▸ WHAT IS NEEDED:
Reproduce each line exactly, including spacing and punctuation.

[Collection entries]
** START **
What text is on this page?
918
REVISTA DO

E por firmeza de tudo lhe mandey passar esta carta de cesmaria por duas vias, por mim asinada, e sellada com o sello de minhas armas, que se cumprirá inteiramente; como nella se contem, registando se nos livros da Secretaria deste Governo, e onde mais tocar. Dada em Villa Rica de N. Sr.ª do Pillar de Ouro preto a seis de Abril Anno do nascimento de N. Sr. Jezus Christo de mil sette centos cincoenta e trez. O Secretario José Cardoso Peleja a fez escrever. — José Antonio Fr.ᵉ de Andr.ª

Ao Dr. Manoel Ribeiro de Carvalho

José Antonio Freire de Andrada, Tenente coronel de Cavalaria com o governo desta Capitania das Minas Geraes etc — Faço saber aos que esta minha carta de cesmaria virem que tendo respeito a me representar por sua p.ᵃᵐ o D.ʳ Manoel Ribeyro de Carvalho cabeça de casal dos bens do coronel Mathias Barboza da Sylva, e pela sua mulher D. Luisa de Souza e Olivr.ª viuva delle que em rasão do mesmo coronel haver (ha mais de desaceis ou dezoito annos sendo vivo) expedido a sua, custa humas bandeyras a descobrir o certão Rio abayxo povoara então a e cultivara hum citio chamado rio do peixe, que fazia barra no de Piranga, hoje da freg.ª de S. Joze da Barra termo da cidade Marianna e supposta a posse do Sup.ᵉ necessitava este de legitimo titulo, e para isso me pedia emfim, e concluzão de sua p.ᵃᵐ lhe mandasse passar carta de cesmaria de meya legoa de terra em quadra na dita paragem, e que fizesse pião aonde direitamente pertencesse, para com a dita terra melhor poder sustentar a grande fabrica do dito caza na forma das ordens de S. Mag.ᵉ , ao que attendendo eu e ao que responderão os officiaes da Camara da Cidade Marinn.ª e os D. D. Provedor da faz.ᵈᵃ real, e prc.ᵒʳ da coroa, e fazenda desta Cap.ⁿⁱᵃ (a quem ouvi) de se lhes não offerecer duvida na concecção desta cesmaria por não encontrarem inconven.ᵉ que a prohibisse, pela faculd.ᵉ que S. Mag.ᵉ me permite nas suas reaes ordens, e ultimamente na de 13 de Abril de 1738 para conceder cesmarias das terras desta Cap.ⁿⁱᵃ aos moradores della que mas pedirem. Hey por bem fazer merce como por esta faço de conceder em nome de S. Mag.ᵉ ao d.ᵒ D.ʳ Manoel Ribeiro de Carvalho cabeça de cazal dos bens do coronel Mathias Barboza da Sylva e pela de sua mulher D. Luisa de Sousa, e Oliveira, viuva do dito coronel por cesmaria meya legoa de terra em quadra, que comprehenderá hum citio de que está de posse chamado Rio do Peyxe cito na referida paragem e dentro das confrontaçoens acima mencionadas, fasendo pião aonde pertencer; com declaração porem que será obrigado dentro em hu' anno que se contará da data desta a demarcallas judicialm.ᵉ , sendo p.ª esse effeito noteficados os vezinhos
** END **
▸ RESPONSE TO THIS EXERCISE:
What text is on this page?
918
REVISTA DO

E por firmeza de tudo lhe mandey passar esta carta de cesmaria por duas vias, por mim asinada, e sellada com o sello de minhas armas, que se cumprirá inteiramente; como nella se contem, registando se nos livros da Secretaria deste Governo, e onde mais tocar. Dada em Villa Rica de N. Sr.ª do Pillar de Ouro preto a seis de Abril Anno do nascimento de N. Sr. Jezus Christo de mil sette centos cincoenta e trez. O Secretario José Cardoso Peleja a fez escrever. — José Antonio Fr.ᵉ de Andr.ª

Ao Dr. Manoel Ribeiro de Carvalho

José Antonio Freire de Andrada, Tenente coronel de Cavalaria com o governo desta Capitania das Minas Geraes etc — Faço saber aos que esta minha carta de cesmaria virem que tendo respeito a me representar por sua p.ᵃᵐ o D.ʳ Manoel Ribeyro de Carvalho cabeça de casal dos bens do coronel Mathias Barboza da Sylva, e pela sua mulher D. Luisa de Souza e Olivr.ª viuva delle que em rasão do mesmo coronel haver (ha mais de desaceis ou dezoito annos sendo vivo) expedido a sua, custa humas bandeyras a descobrir o certão Rio abayxo povoara então a e cultivara hum citio chamado rio do peixe, que fazia barra no de Piranga, hoje da freg.ª de S. Joze da Barra termo da cidade Marianna e supposta a posse do Sup.ᵉ necessitava este de legitimo titulo, e para isso me pedia emfim, e concluzão de sua p.ᵃᵐ lhe mandasse passar carta de cesmaria de meya legoa de terra em quadra na dita paragem, e que fizesse pião aonde direitamente pertencesse, para com a dita terra melhor poder sustentar a grande fabrica do dito caza na forma das ordens de S. Mag.ᵉ , ao que attendendo eu e ao que responderão os officiaes da Camara da Cidade Marinn.ª e os D. D. Provedor da faz.ᵈᵃ real, e prc.ᵒʳ da coroa, e fazenda desta Cap.ⁿⁱᵃ (a quem ouvi) de se lhes não offerecer duvida na concecção desta cesmaria por não encontrarem inconven.ᵉ que a prohibisse, pela faculd.ᵉ que S. Mag.ᵉ me permite nas suas reaes ordens, e ultimamente na de 13 de Abril de 1738 para conceder cesmarias das terras desta Cap.ⁿⁱᵃ aos moradores della que mas pedirem. Hey por bem fazer merce como por esta faço de conceder em nome de S. Mag.ᵉ ao d.ᵒ D.ʳ Manoel Ribeiro de Carvalho cabeça de cazal dos bens do coronel Mathias Barboza da Sylva e pela de sua mulher D. Luisa de Sousa, e Oliveira, viuva do dito coronel por cesmaria meya legoa de terra em quadra, que comprehenderá hum citio de que está de posse chamado Rio do Peyxe cito na referida paragem e dentro das confrontaçoens acima mencionadas, fasendo pião aonde pertencer; com declaração porem que será obrigado dentro em hu' anno que se contará da data desta a demarcallas judicialm.ᵉ , sendo p.ª esse effeito noteficados os vezinhos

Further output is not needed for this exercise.